▶ _RECORDS FOR PROCESSING_:
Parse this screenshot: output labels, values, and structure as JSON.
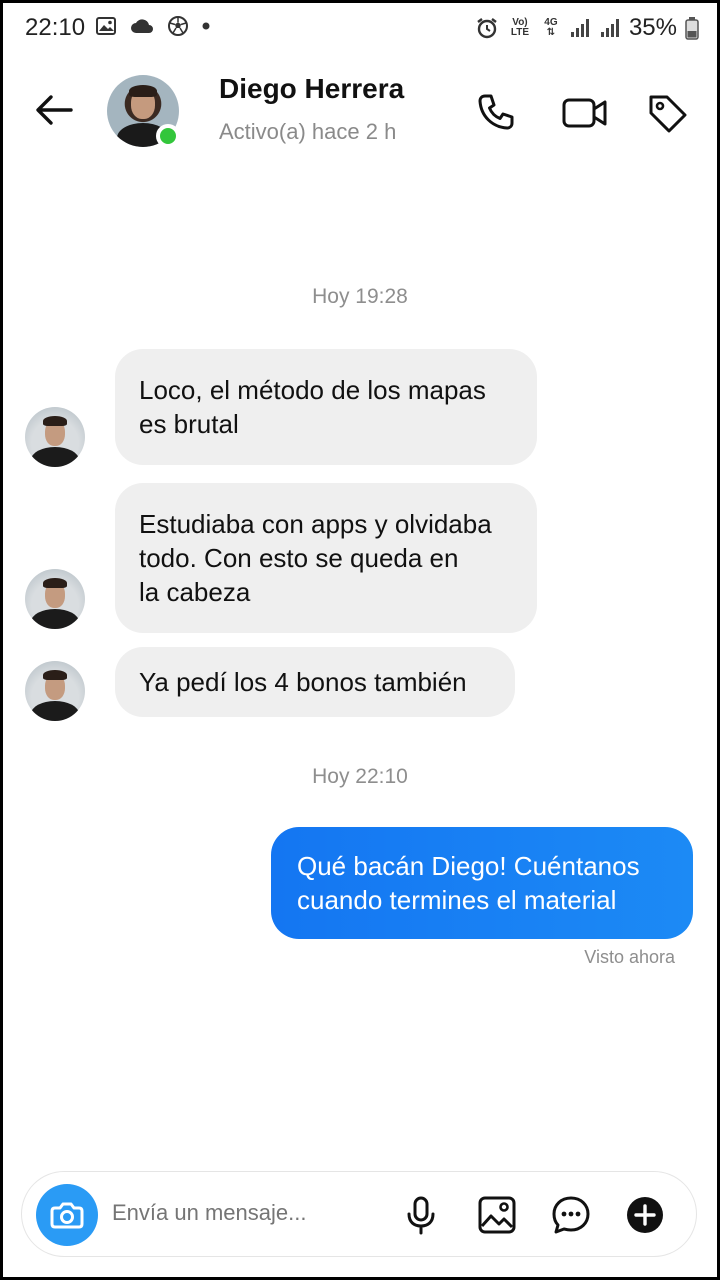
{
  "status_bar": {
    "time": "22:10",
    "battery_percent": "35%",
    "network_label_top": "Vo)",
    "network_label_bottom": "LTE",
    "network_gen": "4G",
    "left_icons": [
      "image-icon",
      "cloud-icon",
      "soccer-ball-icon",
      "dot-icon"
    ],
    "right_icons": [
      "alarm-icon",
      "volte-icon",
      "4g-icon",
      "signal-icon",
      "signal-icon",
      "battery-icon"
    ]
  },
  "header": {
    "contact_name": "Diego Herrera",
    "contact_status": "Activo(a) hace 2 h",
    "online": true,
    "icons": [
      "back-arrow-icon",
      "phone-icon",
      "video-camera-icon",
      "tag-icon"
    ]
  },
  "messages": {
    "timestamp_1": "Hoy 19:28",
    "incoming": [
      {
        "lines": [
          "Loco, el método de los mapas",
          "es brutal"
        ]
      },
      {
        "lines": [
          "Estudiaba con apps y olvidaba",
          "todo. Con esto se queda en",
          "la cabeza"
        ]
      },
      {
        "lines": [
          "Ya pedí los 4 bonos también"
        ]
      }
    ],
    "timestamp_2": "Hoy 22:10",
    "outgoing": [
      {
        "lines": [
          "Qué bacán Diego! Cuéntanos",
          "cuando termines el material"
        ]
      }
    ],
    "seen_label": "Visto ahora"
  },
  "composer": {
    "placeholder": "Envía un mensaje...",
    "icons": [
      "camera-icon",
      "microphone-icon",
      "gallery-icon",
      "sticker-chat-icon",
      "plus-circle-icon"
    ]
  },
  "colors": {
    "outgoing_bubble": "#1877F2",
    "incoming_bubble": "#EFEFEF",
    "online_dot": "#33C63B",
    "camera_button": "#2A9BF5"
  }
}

▶ _WORK REQUIRED_: Quote all the records verbatim, dropping any pictures from your copy.

▶ _SOLUTION TO THIS TASK_:
Parse this screenshot: output labels, values, and structure as JSON.
{
  "status_bar": {
    "time": "22:10",
    "battery_percent": "35%",
    "network_label_top": "Vo)",
    "network_label_bottom": "LTE",
    "network_gen": "4G",
    "left_icons": [
      "image-icon",
      "cloud-icon",
      "soccer-ball-icon",
      "dot-icon"
    ],
    "right_icons": [
      "alarm-icon",
      "volte-icon",
      "4g-icon",
      "signal-icon",
      "signal-icon",
      "battery-icon"
    ]
  },
  "header": {
    "contact_name": "Diego Herrera",
    "contact_status": "Activo(a) hace 2 h",
    "online": true,
    "icons": [
      "back-arrow-icon",
      "phone-icon",
      "video-camera-icon",
      "tag-icon"
    ]
  },
  "messages": {
    "timestamp_1": "Hoy 19:28",
    "incoming": [
      {
        "lines": [
          "Loco, el método de los mapas",
          "es brutal"
        ]
      },
      {
        "lines": [
          "Estudiaba con apps y olvidaba",
          "todo. Con esto se queda en",
          "la cabeza"
        ]
      },
      {
        "lines": [
          "Ya pedí los 4 bonos también"
        ]
      }
    ],
    "timestamp_2": "Hoy 22:10",
    "outgoing": [
      {
        "lines": [
          "Qué bacán Diego! Cuéntanos",
          "cuando termines el material"
        ]
      }
    ],
    "seen_label": "Visto ahora"
  },
  "composer": {
    "placeholder": "Envía un mensaje...",
    "icons": [
      "camera-icon",
      "microphone-icon",
      "gallery-icon",
      "sticker-chat-icon",
      "plus-circle-icon"
    ]
  },
  "colors": {
    "outgoing_bubble": "#1877F2",
    "incoming_bubble": "#EFEFEF",
    "online_dot": "#33C63B",
    "camera_button": "#2A9BF5"
  }
}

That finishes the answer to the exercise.